(Stored data entries)
* Begin *

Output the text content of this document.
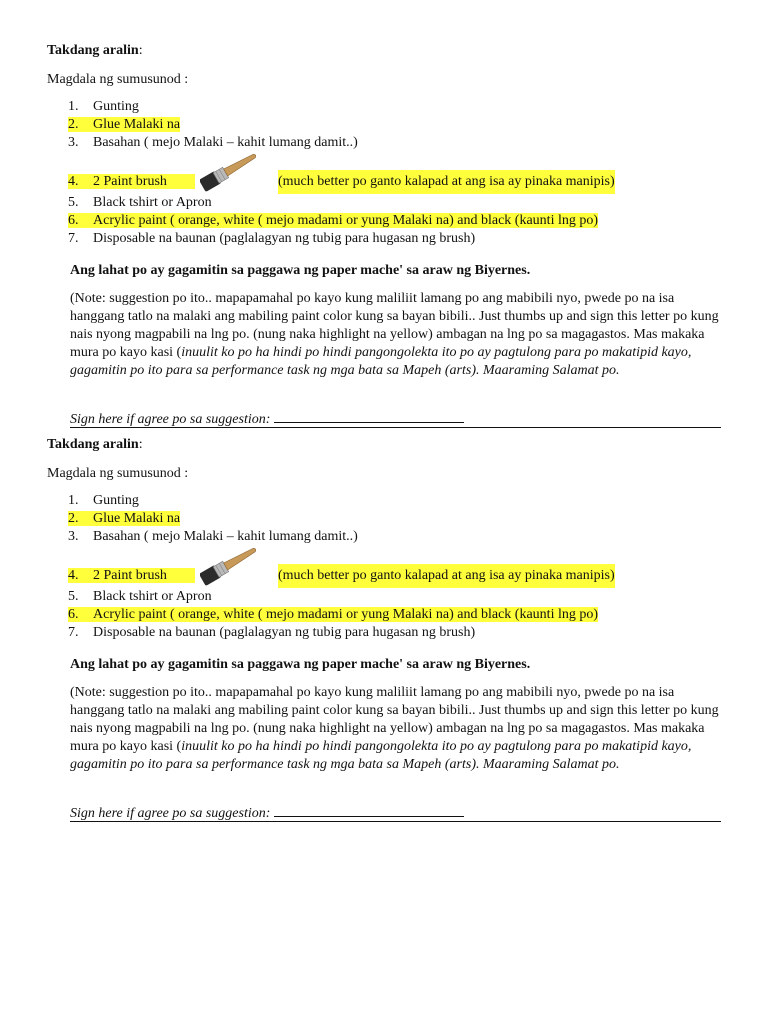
Takdang aralin:
Magdala ng sumusunod :
1. Gunting
2. Glue Malaki na
3. Basahan ( mejo Malaki – kahit lumang damit..)
4. 2 Paint brush	(much better po ganto kalapad at ang isa ay pinaka manipis)
5. Black tshirt or Apron
6. Acrylic paint ( orange, white ( mejo madami or yung Malaki na) and black (kaunti lng po)
7. Disposable na baunan (paglalagyan ng tubig para hugasan ng brush)
Ang lahat po ay gagamitin sa paggawa ng paper mache' sa araw ng Biyernes.
(Note: suggestion po ito.. mapapamahal po kayo kung maliliit lamang po ang mabibili nyo, pwede po na isa hanggang tatlo na malaki ang mabiling paint color kung sa bayan bibili.. Just thumbs up and sign this letter po kung nais nyong magpabili na lng po. (nung naka highlight na yellow) ambagan na lng po sa magagastos. Mas makaka mura po kayo kasi (inuulit ko po ha hindi po hindi pangongolekta ito po ay pagtulong para po makatipid kayo, gagamitin po ito para sa performance task ng mga bata sa Mapeh (arts). Maaraming Salamat po.
Sign here if agree po sa suggestion:
Takdang aralin:
Magdala ng sumusunod :
1. Gunting
2. Glue Malaki na
3. Basahan ( mejo Malaki – kahit lumang damit..)
4. 2 Paint brush	(much better po ganto kalapad at ang isa ay pinaka manipis)
5. Black tshirt or Apron
6. Acrylic paint ( orange, white ( mejo madami or yung Malaki na) and black (kaunti lng po)
7. Disposable na baunan (paglalagyan ng tubig para hugasan ng brush)
Ang lahat po ay gagamitin sa paggawa ng paper mache' sa araw ng Biyernes.
(Note: suggestion po ito.. mapapamahal po kayo kung maliliit lamang po ang mabibili nyo, pwede po na isa hanggang tatlo na malaki ang mabiling paint color kung sa bayan bibili.. Just thumbs up and sign this letter po kung nais nyong magpabili na lng po. (nung naka highlight na yellow) ambagan na lng po sa magagastos. Mas makaka mura po kayo kasi (inuulit ko po ha hindi po hindi pangongolekta ito po ay pagtulong para po makatipid kayo, gagamitin po ito para sa performance task ng mga bata sa Mapeh (arts). Maaraming Salamat po.
Sign here if agree po sa suggestion:
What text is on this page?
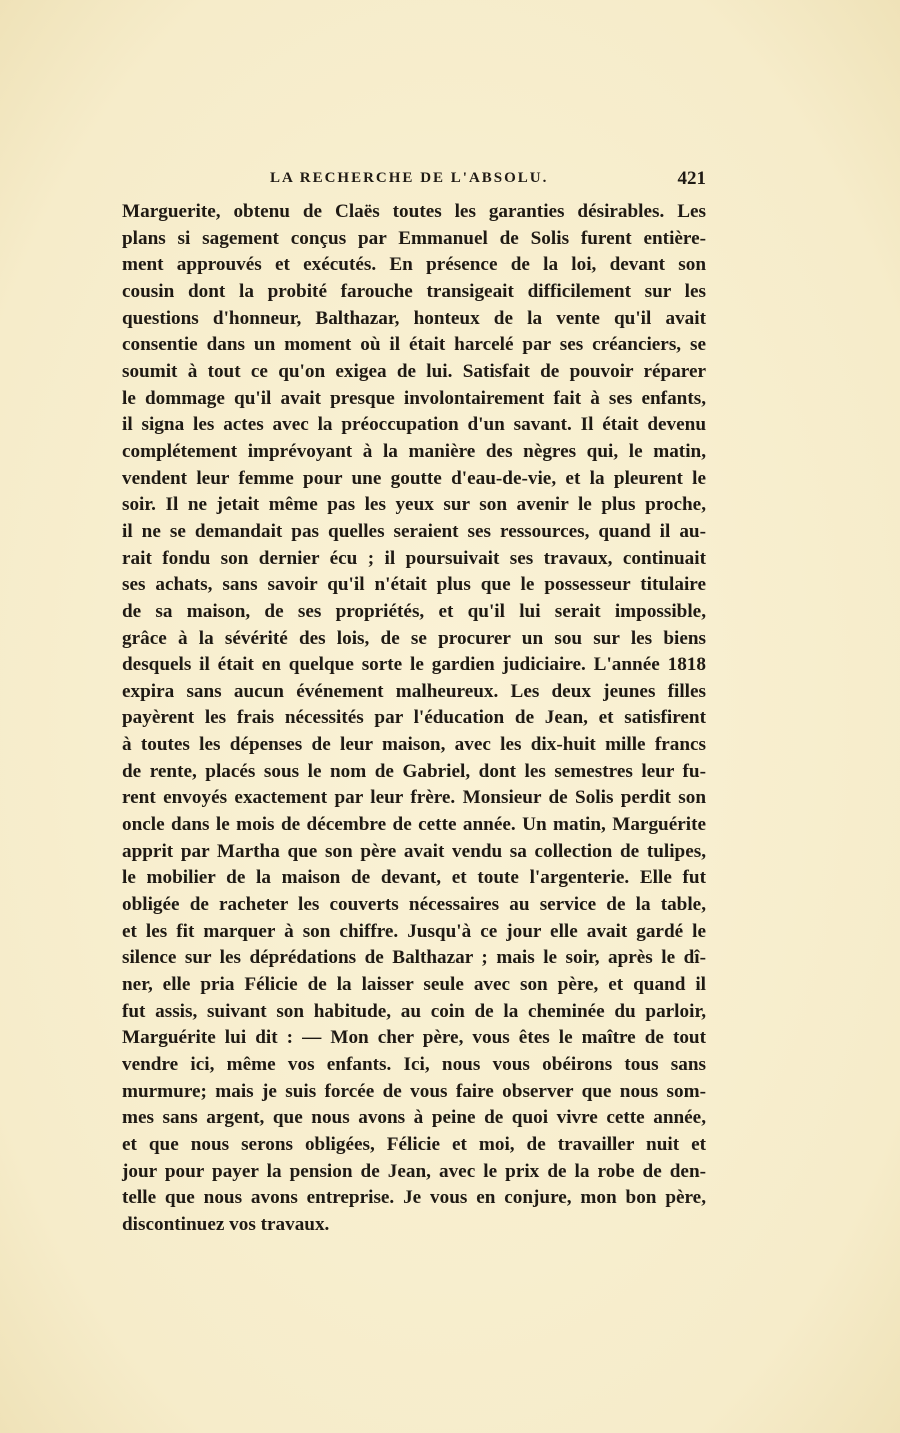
LA RECHERCHE DE L'ABSOLU.	421
Marguerite, obtenu de Claës toutes les garanties désirables. Les
plans si sagement conçus par Emmanuel de Solis furent entière-
ment approuvés et exécutés. En présence de la loi, devant son
cousin dont la probité farouche transigeait difficilement sur les
questions d'honneur, Balthazar, honteux de la vente qu'il avait
consentie dans un moment où il était harcelé par ses créanciers, se
soumit à tout ce qu'on exigea de lui. Satisfait de pouvoir réparer
le dommage qu'il avait presque involontairement fait à ses enfants,
il signa les actes avec la préoccupation d'un savant. Il était devenu
complétement imprévoyant à la manière des nègres qui, le matin,
vendent leur femme pour une goutte d'eau-de-vie, et la pleurent le
soir. Il ne jetait même pas les yeux sur son avenir le plus proche,
il ne se demandait pas quelles seraient ses ressources, quand il au-
rait fondu son dernier écu ; il poursuivait ses travaux, continuait
ses achats, sans savoir qu'il n'était plus que le possesseur titulaire
de sa maison, de ses propriétés, et qu'il lui serait impossible,
grâce à la sévérité des lois, de se procurer un sou sur les biens
desquels il était en quelque sorte le gardien judiciaire. L'année 1818
expira sans aucun événement malheureux. Les deux jeunes filles
payèrent les frais nécessités par l'éducation de Jean, et satisfirent
à toutes les dépenses de leur maison, avec les dix-huit mille francs
de rente, placés sous le nom de Gabriel, dont les semestres leur fu-
rent envoyés exactement par leur frère. Monsieur de Solis perdit son
oncle dans le mois de décembre de cette année. Un matin, Marguérite
apprit par Martha que son père avait vendu sa collection de tulipes,
le mobilier de la maison de devant, et toute l'argenterie. Elle fut
obligée de racheter les couverts nécessaires au service de la table,
et les fit marquer à son chiffre. Jusqu'à ce jour elle avait gardé le
silence sur les déprédations de Balthazar ; mais le soir, après le dî-
ner, elle pria Félicie de la laisser seule avec son père, et quand il
fut assis, suivant son habitude, au coin de la cheminée du parloir,
Marguérite lui dit : — Mon cher père, vous êtes le maître de tout
vendre ici, même vos enfants. Ici, nous vous obéirons tous sans
murmure; mais je suis forcée de vous faire observer que nous som-
mes sans argent, que nous avons à peine de quoi vivre cette année,
et que nous serons obligées, Félicie et moi, de travailler nuit et
jour pour payer la pension de Jean, avec le prix de la robe de den-
telle que nous avons entreprise. Je vous en conjure, mon bon père,
discontinuez vos travaux.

* End *

▶ [Instructions for the task]
Write out all the entries exactly, except for the pictures.

▶ [Answer for this exercise]
Output the text content of this document.
Takdang aralin:
Magdala ng sumusunod :
1. Gunting
2. Glue Malaki na
3. Basahan ( mejo Malaki – kahit lumang damit..)
4. 2 Paint brush	(much better po ganto kalapad at ang isa ay pinaka manipis)
5. Black tshirt or Apron
6. Acrylic paint ( orange, white ( mejo madami or yung Malaki na) and black (kaunti lng po)
7. Disposable na baunan (paglalagyan ng tubig para hugasan ng brush)
Ang lahat po ay gagamitin sa paggawa ng paper mache' sa araw ng Biyernes.
(Note: suggestion po ito.. mapapamahal po kayo kung maliliit lamang po ang mabibili nyo, pwede po na isa hanggang tatlo na malaki ang mabiling paint color kung sa bayan bibili.. Just thumbs up and sign this letter po kung nais nyong magpabili na lng po. (nung naka highlight na yellow) ambagan na lng po sa magagastos. Mas makaka mura po kayo kasi (inuulit ko po ha hindi po hindi pangongolekta ito po ay pagtulong para po makatipid kayo, gagamitin po ito para sa performance task ng mga bata sa Mapeh (arts). Maaraming Salamat po.
Sign here if agree po sa suggestion:
Takdang aralin:
Magdala ng sumusunod :
1. Gunting
2. Glue Malaki na
3. Basahan ( mejo Malaki – kahit lumang damit..)
4. 2 Paint brush	(much better po ganto kalapad at ang isa ay pinaka manipis)
5. Black tshirt or Apron
6. Acrylic paint ( orange, white ( mejo madami or yung Malaki na) and black (kaunti lng po)
7. Disposable na baunan (paglalagyan ng tubig para hugasan ng brush)
Ang lahat po ay gagamitin sa paggawa ng paper mache' sa araw ng Biyernes.
(Note: suggestion po ito.. mapapamahal po kayo kung maliliit lamang po ang mabibili nyo, pwede po na isa hanggang tatlo na malaki ang mabiling paint color kung sa bayan bibili.. Just thumbs up and sign this letter po kung nais nyong magpabili na lng po. (nung naka highlight na yellow) ambagan na lng po sa magagastos. Mas makaka mura po kayo kasi (inuulit ko po ha hindi po hindi pangongolekta ito po ay pagtulong para po makatipid kayo, gagamitin po ito para sa performance task ng mga bata sa Mapeh (arts). Maaraming Salamat po.
Sign here if agree po sa suggestion:
What text is on this page?
LA RECHERCHE DE L'ABSOLU.	421
Marguerite, obtenu de Claës toutes les garanties désirables. Les
plans si sagement conçus par Emmanuel de Solis furent entière-
ment approuvés et exécutés. En présence de la loi, devant son
cousin dont la probité farouche transigeait difficilement sur les
questions d'honneur, Balthazar, honteux de la vente qu'il avait
consentie dans un moment où il était harcelé par ses créanciers, se
soumit à tout ce qu'on exigea de lui. Satisfait de pouvoir réparer
le dommage qu'il avait presque involontairement fait à ses enfants,
il signa les actes avec la préoccupation d'un savant. Il était devenu
complétement imprévoyant à la manière des nègres qui, le matin,
vendent leur femme pour une goutte d'eau-de-vie, et la pleurent le
soir. Il ne jetait même pas les yeux sur son avenir le plus proche,
il ne se demandait pas quelles seraient ses ressources, quand il au-
rait fondu son dernier écu ; il poursuivait ses travaux, continuait
ses achats, sans savoir qu'il n'était plus que le possesseur titulaire
de sa maison, de ses propriétés, et qu'il lui serait impossible,
grâce à la sévérité des lois, de se procurer un sou sur les biens
desquels il était en quelque sorte le gardien judiciaire. L'année 1818
expira sans aucun événement malheureux. Les deux jeunes filles
payèrent les frais nécessités par l'éducation de Jean, et satisfirent
à toutes les dépenses de leur maison, avec les dix-huit mille francs
de rente, placés sous le nom de Gabriel, dont les semestres leur fu-
rent envoyés exactement par leur frère. Monsieur de Solis perdit son
oncle dans le mois de décembre de cette année. Un matin, Marguérite
apprit par Martha que son père avait vendu sa collection de tulipes,
le mobilier de la maison de devant, et toute l'argenterie. Elle fut
obligée de racheter les couverts nécessaires au service de la table,
et les fit marquer à son chiffre. Jusqu'à ce jour elle avait gardé le
silence sur les déprédations de Balthazar ; mais le soir, après le dî-
ner, elle pria Félicie de la laisser seule avec son père, et quand il
fut assis, suivant son habitude, au coin de la cheminée du parloir,
Marguérite lui dit : — Mon cher père, vous êtes le maître de tout
vendre ici, même vos enfants. Ici, nous vous obéirons tous sans
murmure; mais je suis forcée de vous faire observer que nous som-
mes sans argent, que nous avons à peine de quoi vivre cette année,
et que nous serons obligées, Félicie et moi, de travailler nuit et
jour pour payer la pension de Jean, avec le prix de la robe de den-
telle que nous avons entreprise. Je vous en conjure, mon bon père,
discontinuez vos travaux.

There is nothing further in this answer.